▶ _Task objective_: In the records, replace "comment-text" with "reply-text" in every line from the one that contains "comment-input-placeholder: Skriv en" through the one that contains "comment-like-link[interactable]: Gilla <box>200 368", and reproduce only those lines with nothing else altered.

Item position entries
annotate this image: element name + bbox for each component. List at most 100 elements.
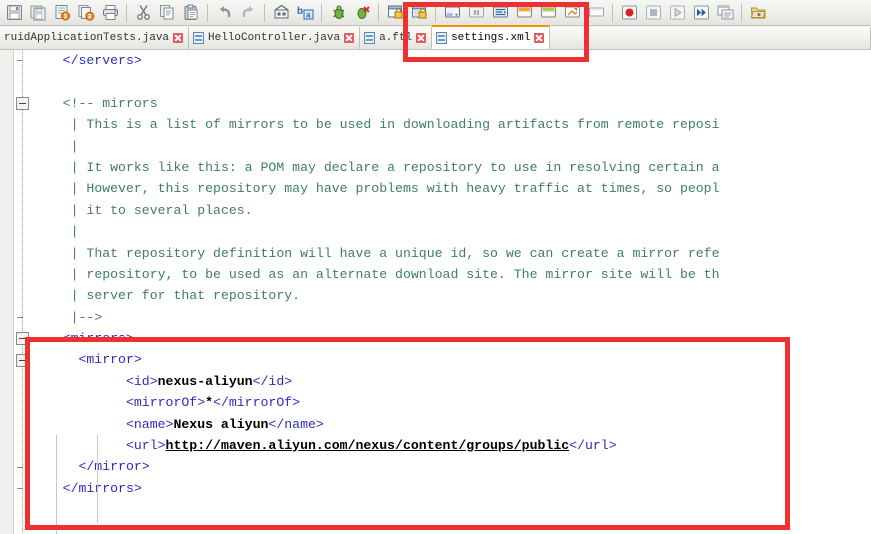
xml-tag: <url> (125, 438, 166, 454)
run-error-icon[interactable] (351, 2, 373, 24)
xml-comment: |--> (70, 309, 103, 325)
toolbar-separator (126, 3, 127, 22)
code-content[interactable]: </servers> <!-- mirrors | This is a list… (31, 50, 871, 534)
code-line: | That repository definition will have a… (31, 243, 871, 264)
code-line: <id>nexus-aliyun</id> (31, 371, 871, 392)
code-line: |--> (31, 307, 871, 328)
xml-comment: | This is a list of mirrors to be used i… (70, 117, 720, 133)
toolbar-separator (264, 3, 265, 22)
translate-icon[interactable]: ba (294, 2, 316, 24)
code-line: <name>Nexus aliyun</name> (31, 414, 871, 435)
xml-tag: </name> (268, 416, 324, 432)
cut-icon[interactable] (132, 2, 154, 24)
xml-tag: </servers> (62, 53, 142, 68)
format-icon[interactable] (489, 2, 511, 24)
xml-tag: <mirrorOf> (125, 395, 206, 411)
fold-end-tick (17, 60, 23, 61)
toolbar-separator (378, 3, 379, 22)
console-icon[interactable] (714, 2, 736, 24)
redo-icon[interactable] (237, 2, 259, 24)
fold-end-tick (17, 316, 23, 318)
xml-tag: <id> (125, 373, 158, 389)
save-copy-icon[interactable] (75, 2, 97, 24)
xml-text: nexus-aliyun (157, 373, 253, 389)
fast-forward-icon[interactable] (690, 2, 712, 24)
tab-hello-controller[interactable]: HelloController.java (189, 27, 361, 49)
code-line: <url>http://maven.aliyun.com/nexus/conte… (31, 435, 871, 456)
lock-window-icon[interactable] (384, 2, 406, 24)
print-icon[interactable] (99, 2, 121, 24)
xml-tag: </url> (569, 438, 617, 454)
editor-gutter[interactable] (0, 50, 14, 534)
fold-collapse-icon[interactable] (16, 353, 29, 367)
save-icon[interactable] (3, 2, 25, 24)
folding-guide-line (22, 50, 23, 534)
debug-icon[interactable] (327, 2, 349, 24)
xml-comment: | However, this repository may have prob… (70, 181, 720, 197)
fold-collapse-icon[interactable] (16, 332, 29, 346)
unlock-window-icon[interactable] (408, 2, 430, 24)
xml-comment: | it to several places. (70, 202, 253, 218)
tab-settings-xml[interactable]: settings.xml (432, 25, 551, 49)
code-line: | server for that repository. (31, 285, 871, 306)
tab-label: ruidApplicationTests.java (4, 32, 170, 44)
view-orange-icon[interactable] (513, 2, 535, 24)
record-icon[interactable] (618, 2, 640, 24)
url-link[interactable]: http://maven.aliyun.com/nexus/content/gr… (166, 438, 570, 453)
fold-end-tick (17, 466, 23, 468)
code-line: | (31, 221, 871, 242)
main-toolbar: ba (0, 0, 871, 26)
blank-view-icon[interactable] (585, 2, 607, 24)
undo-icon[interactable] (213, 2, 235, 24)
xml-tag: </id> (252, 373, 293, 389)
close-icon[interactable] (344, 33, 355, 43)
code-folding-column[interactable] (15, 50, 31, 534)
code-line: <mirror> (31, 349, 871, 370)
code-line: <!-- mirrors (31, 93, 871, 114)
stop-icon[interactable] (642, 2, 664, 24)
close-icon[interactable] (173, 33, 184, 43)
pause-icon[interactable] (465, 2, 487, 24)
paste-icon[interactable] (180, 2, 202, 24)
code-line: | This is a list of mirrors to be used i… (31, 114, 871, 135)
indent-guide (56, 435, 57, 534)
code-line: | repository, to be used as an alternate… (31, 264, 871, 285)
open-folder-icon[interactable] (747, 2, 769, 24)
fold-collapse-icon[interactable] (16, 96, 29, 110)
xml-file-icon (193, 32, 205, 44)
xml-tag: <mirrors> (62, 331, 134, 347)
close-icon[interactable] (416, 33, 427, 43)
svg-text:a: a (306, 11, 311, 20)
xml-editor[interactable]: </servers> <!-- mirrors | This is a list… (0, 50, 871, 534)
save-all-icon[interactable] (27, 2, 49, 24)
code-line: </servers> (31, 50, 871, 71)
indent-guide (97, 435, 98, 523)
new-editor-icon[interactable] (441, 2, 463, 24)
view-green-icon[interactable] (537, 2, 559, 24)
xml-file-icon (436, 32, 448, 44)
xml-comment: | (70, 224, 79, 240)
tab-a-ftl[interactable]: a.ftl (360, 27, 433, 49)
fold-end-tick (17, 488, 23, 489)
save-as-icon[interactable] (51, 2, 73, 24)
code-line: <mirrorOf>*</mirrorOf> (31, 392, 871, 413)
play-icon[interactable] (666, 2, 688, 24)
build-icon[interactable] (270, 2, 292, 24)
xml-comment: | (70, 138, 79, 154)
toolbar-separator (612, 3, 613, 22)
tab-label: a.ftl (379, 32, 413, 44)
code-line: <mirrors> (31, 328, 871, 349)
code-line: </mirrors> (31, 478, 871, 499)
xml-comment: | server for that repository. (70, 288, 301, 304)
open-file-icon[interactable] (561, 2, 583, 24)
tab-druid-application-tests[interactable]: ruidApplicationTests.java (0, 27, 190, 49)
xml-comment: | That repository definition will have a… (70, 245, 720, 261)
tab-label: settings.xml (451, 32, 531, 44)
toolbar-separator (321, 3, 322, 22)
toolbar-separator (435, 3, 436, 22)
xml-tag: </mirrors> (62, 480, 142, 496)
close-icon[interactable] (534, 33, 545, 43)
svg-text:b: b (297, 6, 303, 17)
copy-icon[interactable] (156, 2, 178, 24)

---

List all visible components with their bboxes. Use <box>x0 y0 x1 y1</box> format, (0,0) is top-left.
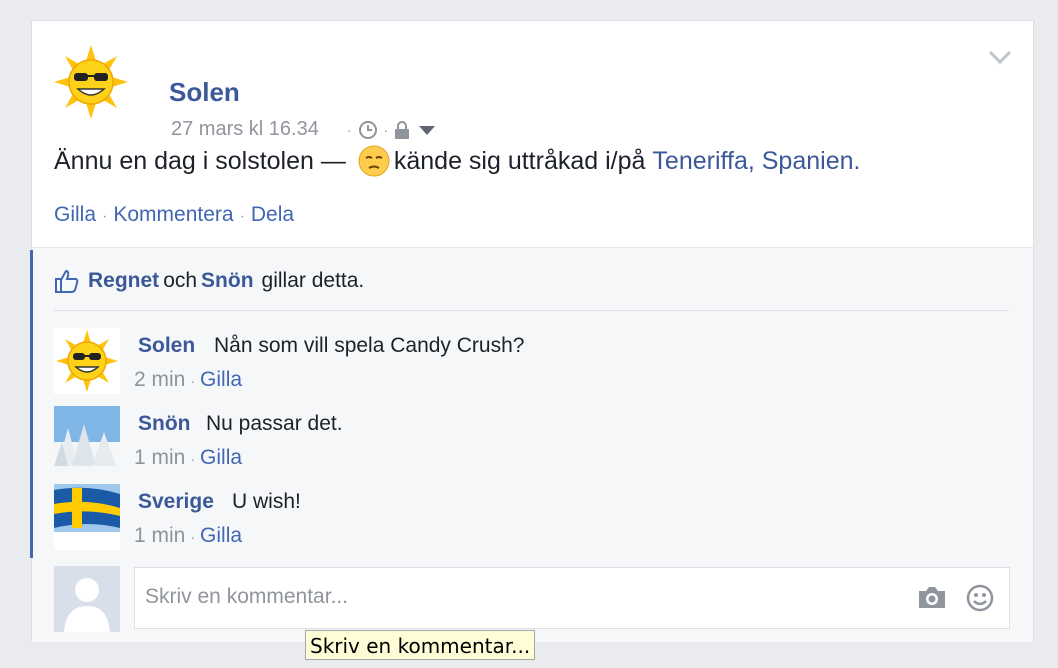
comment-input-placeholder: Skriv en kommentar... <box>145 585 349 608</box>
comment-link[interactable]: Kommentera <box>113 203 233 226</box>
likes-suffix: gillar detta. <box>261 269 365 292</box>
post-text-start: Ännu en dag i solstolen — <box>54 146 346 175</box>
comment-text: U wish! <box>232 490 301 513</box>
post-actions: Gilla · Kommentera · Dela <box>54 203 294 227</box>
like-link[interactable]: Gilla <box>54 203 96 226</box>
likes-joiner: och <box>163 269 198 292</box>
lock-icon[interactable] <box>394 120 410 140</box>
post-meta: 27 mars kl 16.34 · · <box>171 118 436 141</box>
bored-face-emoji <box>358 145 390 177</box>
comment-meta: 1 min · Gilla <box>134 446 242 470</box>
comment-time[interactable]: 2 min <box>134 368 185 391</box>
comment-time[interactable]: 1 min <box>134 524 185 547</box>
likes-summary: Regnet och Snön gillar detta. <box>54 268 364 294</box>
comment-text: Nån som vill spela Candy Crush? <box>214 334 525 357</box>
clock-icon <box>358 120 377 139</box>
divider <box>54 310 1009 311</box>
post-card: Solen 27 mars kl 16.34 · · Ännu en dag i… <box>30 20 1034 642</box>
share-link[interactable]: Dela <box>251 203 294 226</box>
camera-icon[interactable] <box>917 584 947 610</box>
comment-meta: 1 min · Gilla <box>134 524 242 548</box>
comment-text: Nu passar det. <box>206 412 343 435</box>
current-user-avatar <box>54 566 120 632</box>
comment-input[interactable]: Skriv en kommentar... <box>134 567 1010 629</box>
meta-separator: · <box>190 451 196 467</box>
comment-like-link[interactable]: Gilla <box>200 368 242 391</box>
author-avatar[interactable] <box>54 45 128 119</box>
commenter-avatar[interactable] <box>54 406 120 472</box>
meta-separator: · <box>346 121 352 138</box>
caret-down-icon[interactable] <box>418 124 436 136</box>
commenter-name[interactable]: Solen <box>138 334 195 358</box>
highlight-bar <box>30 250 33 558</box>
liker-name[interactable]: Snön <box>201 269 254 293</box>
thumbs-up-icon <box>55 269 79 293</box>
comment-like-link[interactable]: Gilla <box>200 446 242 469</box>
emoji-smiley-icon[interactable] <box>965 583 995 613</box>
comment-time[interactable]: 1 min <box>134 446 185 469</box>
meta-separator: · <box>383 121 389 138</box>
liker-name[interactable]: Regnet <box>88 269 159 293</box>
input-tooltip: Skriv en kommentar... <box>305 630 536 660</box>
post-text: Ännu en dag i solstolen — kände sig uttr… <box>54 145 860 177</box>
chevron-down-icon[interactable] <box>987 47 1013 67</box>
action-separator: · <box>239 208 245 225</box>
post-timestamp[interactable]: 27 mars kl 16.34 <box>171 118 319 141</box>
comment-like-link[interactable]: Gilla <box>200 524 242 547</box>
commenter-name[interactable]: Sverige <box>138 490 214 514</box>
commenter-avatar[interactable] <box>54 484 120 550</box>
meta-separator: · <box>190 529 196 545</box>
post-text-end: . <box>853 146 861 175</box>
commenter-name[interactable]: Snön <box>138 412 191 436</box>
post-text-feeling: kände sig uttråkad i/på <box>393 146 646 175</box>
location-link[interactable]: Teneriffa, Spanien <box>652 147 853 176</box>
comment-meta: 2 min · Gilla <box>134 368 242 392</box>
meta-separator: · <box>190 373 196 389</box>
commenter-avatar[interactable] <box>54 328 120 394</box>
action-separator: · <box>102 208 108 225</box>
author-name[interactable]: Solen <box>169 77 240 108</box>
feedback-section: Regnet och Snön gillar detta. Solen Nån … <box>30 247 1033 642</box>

==

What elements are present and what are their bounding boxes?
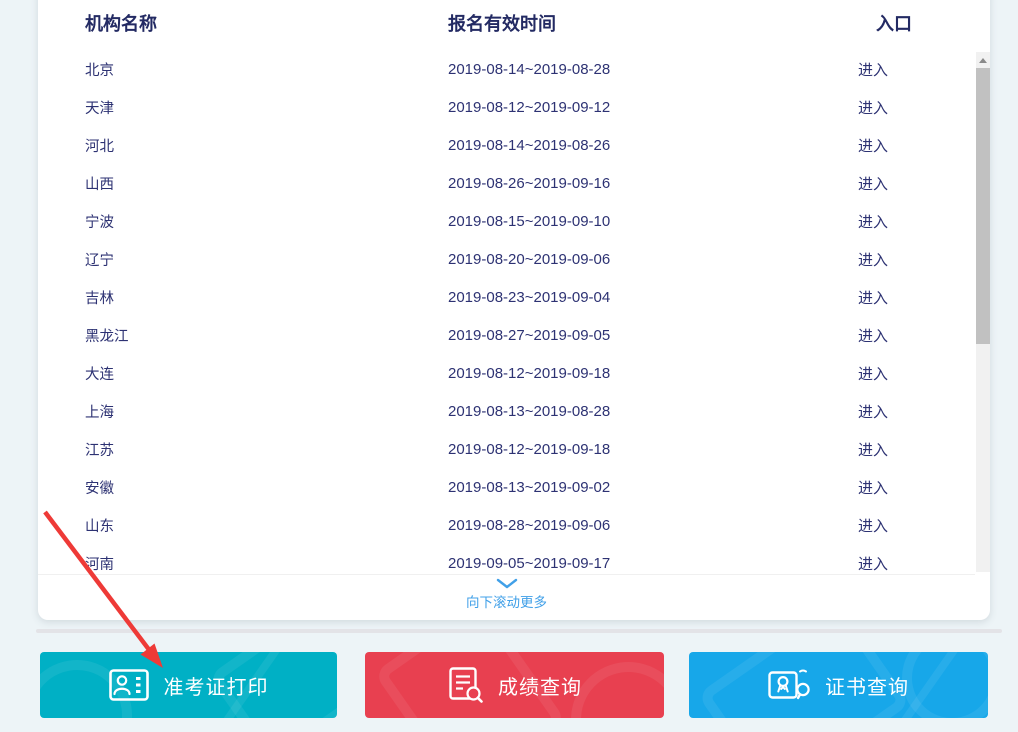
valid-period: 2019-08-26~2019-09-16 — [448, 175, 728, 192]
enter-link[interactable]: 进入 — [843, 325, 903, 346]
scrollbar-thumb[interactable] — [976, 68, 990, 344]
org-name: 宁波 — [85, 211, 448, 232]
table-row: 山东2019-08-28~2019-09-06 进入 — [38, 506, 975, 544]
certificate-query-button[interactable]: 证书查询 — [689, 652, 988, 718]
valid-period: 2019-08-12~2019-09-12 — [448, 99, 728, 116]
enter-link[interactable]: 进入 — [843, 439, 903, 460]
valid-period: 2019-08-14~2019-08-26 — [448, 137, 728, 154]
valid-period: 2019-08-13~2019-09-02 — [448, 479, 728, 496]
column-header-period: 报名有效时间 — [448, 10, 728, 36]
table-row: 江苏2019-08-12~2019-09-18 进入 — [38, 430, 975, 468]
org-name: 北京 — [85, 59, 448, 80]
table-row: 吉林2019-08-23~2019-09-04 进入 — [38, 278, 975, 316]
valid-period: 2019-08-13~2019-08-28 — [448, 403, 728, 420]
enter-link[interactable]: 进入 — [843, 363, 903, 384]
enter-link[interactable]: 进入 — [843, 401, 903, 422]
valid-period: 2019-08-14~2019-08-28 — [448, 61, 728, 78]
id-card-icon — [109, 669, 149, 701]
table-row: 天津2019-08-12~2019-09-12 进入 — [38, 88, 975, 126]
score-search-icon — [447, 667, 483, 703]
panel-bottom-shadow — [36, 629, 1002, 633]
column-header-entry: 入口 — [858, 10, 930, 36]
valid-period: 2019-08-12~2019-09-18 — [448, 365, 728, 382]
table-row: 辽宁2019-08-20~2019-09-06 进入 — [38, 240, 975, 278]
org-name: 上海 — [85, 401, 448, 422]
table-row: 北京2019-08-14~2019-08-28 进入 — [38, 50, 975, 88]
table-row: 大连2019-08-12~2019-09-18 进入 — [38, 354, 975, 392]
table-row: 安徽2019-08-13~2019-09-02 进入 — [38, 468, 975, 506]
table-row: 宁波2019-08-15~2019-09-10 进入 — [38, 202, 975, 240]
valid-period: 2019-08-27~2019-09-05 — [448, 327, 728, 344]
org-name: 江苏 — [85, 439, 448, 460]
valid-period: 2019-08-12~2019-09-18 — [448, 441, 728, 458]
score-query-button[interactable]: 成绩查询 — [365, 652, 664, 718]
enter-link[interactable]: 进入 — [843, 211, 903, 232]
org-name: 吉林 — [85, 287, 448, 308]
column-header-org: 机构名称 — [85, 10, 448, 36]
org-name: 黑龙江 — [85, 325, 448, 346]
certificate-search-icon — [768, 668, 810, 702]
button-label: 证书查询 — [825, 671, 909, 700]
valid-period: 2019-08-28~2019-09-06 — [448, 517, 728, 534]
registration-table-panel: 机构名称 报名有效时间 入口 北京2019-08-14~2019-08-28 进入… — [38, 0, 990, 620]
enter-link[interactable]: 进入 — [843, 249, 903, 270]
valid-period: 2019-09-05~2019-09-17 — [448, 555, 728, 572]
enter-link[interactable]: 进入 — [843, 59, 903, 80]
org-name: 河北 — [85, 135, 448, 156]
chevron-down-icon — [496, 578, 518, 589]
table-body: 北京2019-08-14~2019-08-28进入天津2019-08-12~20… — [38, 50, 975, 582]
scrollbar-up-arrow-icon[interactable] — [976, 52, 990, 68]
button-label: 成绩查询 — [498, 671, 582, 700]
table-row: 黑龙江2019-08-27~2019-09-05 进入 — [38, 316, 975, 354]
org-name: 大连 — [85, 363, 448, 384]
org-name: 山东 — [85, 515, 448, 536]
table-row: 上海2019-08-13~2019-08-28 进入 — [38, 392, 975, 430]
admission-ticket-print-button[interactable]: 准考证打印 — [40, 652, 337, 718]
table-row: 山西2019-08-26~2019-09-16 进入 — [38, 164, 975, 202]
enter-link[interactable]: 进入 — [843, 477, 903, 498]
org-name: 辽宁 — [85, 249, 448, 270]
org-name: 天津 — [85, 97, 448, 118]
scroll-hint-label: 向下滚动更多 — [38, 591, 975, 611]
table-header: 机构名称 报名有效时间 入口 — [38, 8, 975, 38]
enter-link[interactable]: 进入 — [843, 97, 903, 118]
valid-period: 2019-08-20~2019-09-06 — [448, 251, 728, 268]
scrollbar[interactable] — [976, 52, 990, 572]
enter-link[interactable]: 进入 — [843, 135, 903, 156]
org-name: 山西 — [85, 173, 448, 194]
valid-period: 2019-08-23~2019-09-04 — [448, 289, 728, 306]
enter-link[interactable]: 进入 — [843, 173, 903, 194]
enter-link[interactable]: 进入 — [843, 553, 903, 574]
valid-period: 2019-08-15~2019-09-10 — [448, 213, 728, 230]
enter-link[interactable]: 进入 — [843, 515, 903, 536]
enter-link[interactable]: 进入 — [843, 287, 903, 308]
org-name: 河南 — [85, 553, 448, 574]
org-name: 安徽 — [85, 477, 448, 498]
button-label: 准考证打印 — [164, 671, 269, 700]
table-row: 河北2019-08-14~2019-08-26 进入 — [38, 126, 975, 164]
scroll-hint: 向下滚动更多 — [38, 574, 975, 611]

▶ _Written reply_:
comment-input-placeholder: Skriv en kommentar... <box>145 585 349 608</box>
comment-link[interactable]: Kommentera <box>113 203 233 226</box>
likes-suffix: gillar detta. <box>261 269 365 292</box>
post-text-start: Ännu en dag i solstolen — <box>54 146 346 175</box>
reply-text: U wish! <box>232 490 301 513</box>
post-actions: Gilla · Kommentera · Dela <box>54 203 294 227</box>
like-link[interactable]: Gilla <box>54 203 96 226</box>
likes-joiner: och <box>163 269 198 292</box>
lock-icon[interactable] <box>394 120 410 140</box>
post-meta: 27 mars kl 16.34 · · <box>171 118 436 141</box>
bored-face-emoji <box>358 145 390 177</box>
comment-meta: 1 min · Gilla <box>134 446 242 470</box>
comment-time[interactable]: 2 min <box>134 368 185 391</box>
comment-time[interactable]: 1 min <box>134 524 185 547</box>
likes-summary: Regnet och Snön gillar detta. <box>54 268 364 294</box>
reply-text: Nån som vill spela Candy Crush? <box>214 334 525 357</box>
clock-icon <box>358 120 377 139</box>
divider <box>54 310 1009 311</box>
post-card: Solen 27 mars kl 16.34 · · Ännu en dag i… <box>30 20 1034 642</box>
share-link[interactable]: Dela <box>251 203 294 226</box>
camera-icon[interactable] <box>917 584 947 610</box>
comment-meta: 1 min · Gilla <box>134 524 242 548</box>
reply-text: Nu passar det. <box>206 412 343 435</box>
current-user-avatar <box>54 566 120 632</box>
comment-input[interactable]: Skriv en kommentar... <box>134 567 1010 629</box>
meta-separator: · <box>190 451 196 467</box>
comment-like-link[interactable]: Gilla <box>200 368 242 391</box>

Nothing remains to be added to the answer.